__TASK PROMPT__. From the entries below, copy out every line with "aperto" in it.

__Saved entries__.
§ §
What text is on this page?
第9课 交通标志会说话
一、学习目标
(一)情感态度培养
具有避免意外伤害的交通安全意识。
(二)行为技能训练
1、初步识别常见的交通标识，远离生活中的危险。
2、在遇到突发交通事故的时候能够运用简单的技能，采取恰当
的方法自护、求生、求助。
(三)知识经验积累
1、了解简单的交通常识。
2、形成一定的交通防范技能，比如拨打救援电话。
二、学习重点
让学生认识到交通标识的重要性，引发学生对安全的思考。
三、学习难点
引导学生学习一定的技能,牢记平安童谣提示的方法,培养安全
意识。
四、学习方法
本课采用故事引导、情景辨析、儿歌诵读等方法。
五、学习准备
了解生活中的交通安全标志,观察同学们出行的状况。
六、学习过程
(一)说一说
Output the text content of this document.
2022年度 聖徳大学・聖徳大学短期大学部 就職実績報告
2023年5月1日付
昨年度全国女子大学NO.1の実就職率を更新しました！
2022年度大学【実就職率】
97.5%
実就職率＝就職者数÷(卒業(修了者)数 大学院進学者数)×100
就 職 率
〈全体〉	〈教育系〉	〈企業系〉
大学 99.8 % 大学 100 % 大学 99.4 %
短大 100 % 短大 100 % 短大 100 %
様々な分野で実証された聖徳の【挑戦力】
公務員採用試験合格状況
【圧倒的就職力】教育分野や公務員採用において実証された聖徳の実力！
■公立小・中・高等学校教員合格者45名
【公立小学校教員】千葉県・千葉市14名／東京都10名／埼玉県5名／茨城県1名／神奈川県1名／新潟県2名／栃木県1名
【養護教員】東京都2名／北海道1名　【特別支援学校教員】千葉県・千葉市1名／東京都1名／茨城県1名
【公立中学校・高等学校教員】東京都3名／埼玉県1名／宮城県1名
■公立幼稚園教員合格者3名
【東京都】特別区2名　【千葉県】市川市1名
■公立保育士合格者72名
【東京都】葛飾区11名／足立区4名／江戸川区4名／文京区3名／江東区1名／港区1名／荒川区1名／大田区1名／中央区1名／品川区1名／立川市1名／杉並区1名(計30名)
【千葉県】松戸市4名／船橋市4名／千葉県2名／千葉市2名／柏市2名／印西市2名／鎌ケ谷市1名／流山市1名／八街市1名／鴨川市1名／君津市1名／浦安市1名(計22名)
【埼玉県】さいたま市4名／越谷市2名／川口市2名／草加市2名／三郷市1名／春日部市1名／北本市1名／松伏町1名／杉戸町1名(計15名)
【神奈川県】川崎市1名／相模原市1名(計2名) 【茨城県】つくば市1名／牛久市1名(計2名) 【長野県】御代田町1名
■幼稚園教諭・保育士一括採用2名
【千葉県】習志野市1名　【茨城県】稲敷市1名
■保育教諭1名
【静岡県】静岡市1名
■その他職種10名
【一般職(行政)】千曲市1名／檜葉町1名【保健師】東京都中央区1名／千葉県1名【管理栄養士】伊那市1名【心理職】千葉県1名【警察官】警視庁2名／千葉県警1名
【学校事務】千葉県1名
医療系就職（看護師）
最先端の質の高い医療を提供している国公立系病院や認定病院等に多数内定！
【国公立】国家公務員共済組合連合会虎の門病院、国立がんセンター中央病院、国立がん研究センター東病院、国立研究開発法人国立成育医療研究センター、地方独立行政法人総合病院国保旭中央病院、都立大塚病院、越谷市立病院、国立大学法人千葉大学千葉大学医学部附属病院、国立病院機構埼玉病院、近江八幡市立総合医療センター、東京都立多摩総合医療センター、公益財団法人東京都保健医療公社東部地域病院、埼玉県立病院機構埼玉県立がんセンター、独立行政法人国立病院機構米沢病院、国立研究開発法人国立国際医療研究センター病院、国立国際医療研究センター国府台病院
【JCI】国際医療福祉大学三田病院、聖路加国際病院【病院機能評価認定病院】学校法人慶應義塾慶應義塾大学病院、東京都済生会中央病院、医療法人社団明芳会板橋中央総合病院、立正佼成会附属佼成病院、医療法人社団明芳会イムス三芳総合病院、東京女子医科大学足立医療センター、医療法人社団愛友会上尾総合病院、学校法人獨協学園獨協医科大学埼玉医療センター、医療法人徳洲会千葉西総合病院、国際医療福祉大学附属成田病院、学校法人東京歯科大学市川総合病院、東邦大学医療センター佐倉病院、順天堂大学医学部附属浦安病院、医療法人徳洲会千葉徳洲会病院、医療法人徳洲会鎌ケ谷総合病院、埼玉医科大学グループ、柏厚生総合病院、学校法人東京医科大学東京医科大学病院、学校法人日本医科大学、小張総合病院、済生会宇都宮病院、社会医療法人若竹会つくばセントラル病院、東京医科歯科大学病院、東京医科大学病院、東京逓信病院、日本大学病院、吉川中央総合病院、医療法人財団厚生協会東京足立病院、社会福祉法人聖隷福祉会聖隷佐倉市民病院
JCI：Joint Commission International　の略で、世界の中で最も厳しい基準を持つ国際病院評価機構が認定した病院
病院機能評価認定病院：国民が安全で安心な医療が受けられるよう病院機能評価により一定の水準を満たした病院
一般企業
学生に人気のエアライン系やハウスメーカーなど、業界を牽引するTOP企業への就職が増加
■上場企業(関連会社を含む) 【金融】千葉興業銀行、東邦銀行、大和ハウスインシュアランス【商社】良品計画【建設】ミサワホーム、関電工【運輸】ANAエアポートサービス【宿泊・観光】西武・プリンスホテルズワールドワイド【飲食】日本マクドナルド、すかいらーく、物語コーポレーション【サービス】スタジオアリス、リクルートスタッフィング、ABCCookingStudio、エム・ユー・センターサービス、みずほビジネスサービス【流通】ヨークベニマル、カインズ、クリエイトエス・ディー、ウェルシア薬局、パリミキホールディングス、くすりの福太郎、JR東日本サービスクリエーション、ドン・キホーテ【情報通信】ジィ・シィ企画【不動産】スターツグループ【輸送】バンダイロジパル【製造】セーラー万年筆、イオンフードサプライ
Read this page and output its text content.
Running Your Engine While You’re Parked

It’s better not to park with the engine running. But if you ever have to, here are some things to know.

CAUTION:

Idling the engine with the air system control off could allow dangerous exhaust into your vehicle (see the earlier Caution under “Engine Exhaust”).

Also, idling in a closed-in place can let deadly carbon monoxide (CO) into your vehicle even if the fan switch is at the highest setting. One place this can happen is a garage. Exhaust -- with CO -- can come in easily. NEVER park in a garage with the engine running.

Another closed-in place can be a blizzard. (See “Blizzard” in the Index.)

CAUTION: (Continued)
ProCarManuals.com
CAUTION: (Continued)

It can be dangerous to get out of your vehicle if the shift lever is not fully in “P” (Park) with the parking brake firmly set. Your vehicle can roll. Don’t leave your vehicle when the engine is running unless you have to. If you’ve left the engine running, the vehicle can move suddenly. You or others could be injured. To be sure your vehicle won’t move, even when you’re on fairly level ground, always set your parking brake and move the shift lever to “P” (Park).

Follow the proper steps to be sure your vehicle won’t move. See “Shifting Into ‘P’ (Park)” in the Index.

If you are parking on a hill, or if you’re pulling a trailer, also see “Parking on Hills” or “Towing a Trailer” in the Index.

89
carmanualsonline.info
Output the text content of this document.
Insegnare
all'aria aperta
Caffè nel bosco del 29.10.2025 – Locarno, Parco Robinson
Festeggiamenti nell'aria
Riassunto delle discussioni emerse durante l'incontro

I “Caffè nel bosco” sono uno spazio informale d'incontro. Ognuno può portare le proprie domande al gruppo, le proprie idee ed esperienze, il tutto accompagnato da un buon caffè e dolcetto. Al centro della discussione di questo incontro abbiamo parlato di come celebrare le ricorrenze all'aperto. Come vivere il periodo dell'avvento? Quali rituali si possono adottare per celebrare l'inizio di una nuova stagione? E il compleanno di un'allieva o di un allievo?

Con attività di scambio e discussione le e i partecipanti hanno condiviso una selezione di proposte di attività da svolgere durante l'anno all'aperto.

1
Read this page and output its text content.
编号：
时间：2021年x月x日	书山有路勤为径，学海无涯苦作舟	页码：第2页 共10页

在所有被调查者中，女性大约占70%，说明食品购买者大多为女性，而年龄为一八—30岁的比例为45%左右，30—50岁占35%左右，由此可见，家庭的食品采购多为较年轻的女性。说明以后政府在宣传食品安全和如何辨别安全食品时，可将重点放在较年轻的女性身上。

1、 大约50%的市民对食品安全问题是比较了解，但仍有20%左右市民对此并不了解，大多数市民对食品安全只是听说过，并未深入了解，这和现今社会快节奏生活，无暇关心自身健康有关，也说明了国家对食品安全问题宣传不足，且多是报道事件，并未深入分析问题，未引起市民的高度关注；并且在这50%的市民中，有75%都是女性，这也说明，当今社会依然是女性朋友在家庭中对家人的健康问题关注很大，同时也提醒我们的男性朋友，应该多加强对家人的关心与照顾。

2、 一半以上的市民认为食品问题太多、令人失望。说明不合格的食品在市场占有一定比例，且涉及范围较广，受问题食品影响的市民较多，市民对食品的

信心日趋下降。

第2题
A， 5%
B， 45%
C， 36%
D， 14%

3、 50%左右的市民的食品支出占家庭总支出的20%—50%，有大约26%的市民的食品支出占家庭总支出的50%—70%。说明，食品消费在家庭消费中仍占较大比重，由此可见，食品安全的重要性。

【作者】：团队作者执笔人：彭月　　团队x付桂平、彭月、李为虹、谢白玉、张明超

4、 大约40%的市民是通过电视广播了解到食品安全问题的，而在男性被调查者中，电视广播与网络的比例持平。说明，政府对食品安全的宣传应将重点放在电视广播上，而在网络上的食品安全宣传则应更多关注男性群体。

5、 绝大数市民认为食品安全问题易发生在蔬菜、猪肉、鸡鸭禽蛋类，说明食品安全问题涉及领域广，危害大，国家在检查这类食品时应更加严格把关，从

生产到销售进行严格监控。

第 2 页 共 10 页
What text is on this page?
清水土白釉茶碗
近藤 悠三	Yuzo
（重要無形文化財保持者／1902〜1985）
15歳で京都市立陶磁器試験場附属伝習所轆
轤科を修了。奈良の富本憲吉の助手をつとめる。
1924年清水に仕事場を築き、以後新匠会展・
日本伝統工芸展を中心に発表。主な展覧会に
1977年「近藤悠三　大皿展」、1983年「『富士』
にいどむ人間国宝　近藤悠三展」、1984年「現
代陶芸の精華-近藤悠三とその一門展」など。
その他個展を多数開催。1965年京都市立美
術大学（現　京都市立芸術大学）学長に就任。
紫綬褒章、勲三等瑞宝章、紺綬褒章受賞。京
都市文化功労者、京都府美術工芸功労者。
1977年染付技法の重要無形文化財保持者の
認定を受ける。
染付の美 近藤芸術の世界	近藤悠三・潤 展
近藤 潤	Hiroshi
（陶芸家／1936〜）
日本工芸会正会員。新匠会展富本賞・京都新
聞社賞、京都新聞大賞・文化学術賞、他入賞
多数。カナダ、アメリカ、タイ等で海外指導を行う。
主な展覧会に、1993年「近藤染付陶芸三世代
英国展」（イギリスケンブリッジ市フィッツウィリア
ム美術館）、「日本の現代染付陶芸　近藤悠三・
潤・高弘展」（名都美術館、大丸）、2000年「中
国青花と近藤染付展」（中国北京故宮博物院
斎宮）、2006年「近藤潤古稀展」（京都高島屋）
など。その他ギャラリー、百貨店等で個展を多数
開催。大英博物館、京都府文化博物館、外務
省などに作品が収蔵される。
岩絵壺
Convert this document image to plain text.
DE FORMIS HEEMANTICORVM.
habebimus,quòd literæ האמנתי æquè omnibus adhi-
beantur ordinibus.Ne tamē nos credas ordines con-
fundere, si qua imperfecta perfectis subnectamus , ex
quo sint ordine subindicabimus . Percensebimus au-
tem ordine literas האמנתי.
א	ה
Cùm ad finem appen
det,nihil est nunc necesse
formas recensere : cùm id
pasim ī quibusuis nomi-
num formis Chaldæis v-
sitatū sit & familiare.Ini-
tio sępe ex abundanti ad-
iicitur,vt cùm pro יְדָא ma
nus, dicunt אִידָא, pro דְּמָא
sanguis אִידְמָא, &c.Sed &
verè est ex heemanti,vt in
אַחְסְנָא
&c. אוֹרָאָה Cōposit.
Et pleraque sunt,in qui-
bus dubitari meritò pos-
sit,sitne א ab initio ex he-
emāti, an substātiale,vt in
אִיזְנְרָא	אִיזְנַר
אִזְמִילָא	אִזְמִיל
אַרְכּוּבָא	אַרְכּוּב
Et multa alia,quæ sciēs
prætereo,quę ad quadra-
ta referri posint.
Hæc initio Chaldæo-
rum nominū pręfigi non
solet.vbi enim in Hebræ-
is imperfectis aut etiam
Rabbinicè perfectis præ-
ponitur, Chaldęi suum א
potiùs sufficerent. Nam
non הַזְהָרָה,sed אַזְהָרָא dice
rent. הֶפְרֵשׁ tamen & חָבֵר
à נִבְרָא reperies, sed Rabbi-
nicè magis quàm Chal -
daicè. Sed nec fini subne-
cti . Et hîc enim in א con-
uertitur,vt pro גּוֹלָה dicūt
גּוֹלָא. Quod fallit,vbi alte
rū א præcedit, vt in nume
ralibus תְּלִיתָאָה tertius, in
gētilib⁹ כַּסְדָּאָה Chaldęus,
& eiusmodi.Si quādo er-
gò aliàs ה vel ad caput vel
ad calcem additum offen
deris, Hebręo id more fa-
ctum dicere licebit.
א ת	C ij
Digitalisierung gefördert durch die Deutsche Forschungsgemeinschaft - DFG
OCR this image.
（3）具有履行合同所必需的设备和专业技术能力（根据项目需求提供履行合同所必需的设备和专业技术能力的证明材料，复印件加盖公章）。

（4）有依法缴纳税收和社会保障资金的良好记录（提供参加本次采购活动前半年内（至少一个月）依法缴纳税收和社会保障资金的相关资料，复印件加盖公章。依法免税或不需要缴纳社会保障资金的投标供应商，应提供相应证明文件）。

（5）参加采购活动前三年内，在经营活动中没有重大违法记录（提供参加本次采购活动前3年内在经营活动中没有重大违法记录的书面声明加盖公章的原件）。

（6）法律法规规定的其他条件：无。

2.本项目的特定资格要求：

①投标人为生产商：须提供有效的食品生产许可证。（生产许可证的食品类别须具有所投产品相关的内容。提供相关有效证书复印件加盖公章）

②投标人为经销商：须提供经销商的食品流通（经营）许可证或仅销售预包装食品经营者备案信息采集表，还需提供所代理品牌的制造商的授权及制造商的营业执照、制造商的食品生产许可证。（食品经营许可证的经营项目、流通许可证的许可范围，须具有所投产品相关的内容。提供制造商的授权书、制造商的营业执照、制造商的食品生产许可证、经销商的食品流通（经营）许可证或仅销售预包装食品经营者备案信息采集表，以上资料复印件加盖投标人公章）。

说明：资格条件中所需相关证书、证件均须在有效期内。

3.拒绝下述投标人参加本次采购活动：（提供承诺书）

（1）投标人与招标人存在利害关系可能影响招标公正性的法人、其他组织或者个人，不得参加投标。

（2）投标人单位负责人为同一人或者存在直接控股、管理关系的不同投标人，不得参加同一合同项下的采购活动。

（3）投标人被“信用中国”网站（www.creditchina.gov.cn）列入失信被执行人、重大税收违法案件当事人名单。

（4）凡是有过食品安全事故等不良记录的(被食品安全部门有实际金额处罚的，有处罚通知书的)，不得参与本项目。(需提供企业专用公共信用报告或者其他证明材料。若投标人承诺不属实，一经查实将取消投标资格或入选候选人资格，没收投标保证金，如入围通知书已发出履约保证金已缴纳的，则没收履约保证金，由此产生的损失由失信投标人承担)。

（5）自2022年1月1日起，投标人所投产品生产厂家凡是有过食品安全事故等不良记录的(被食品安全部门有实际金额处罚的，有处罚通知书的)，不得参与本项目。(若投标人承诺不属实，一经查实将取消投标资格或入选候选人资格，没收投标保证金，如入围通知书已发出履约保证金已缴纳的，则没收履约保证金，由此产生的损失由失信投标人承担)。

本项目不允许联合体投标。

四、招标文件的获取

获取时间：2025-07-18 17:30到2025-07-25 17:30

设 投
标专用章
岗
§ §
__SOLUTION FOR THIS TASK__.
I “Caffè nel bosco” sono uno spazio informale d'incontro. Ognuno può portare le proprie domande al gruppo, le proprie idee ed esperienze, il tutto accompagnato da un buon caffè e dolcetto. Al centro della discussione di questo incontro abbiamo parlato di come celebrare le ricorrenze all'aperto. Come vivere il periodo dell'avvento? Quali rituali si possono adottare per celebrare l'inizio di una nuova stagione? E il compleanno di un'allieva o di un allievo?
Con attività di scambio e discussione le e i partecipanti hanno condiviso una selezione di proposte di attività da svolgere durante l'anno all'aperto.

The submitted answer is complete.